Output the lines that follow exactly as they are.

────────

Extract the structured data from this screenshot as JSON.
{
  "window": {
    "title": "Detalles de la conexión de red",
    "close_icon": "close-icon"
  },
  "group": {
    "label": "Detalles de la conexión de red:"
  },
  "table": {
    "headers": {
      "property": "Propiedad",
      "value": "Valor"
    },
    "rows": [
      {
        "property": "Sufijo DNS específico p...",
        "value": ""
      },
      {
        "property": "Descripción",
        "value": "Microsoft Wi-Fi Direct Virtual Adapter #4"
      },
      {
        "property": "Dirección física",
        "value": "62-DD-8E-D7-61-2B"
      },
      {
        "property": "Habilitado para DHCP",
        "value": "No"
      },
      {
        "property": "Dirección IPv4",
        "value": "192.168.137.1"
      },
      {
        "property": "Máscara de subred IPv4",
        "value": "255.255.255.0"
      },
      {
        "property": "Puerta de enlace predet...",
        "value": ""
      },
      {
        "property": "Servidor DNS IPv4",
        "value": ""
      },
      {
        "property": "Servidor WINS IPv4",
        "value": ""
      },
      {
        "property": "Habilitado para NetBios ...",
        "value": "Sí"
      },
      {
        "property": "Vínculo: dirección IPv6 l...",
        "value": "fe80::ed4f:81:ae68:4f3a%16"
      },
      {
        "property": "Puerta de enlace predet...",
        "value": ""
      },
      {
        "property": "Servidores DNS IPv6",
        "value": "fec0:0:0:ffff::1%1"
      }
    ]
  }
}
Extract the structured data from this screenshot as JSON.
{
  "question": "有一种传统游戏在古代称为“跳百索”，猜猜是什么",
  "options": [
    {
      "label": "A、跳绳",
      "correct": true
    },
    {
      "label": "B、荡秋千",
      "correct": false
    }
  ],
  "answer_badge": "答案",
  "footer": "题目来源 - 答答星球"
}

────────

The output:
Extract the structured data from this screenshot as JSON.
{
  "window": {
    "title": "Detalles de la conexión de red",
    "close_icon": "close-icon"
  },
  "group": {
    "label": "Detalles de la conexión de red:"
  },
  "table": {
    "headers": {
      "property": "Propiedad",
      "value": "Valor"
    },
    "rows": [
      {
        "property": "Sufijo DNS específico p...",
        "value": ""
      },
      {
        "property": "Descripción",
        "value": "Microsoft Wi-Fi Direct Virtual Adapter #4"
      },
      {
        "property": "Dirección física",
        "value": "62-DD-8E-D7-61-2B"
      },
      {
        "property": "Habilitado para DHCP",
        "value": "No"
      },
      {
        "property": "Dirección IPv4",
        "value": "192.168.137.1"
      },
      {
        "property": "Máscara de subred IPv4",
        "value": "255.255.255.0"
      },
      {
        "property": "Puerta de enlace predet...",
        "value": ""
      },
      {
        "property": "Servidor DNS IPv4",
        "value": ""
      },
      {
        "property": "Servidor WINS IPv4",
        "value": ""
      },
      {
        "property": "Habilitado para NetBios ...",
        "value": "Sí"
      },
      {
        "property": "Vínculo: dirección IPv6 l...",
        "value": "fe80::ed4f:81:ae68:4f3a%16"
      },
      {
        "property": "Puerta de enlace predet...",
        "value": ""
      },
      {
        "property": "Servidores DNS IPv6",
        "value": "fec0:0:0:ffff::1%1"
      }
    ]
  }
}
Extract the structured data from this screenshot as JSON.
{
  "question": "有一种传统游戏在古代称为“跳百索”，猜猜是什么",
  "options": [
    {
      "label": "A、跳绳",
      "correct": true
    },
    {
      "label": "B、荡秋千",
      "correct": false
    }
  ],
  "answer_badge": "答案",
  "footer": "题目来源 - 答答星球"
}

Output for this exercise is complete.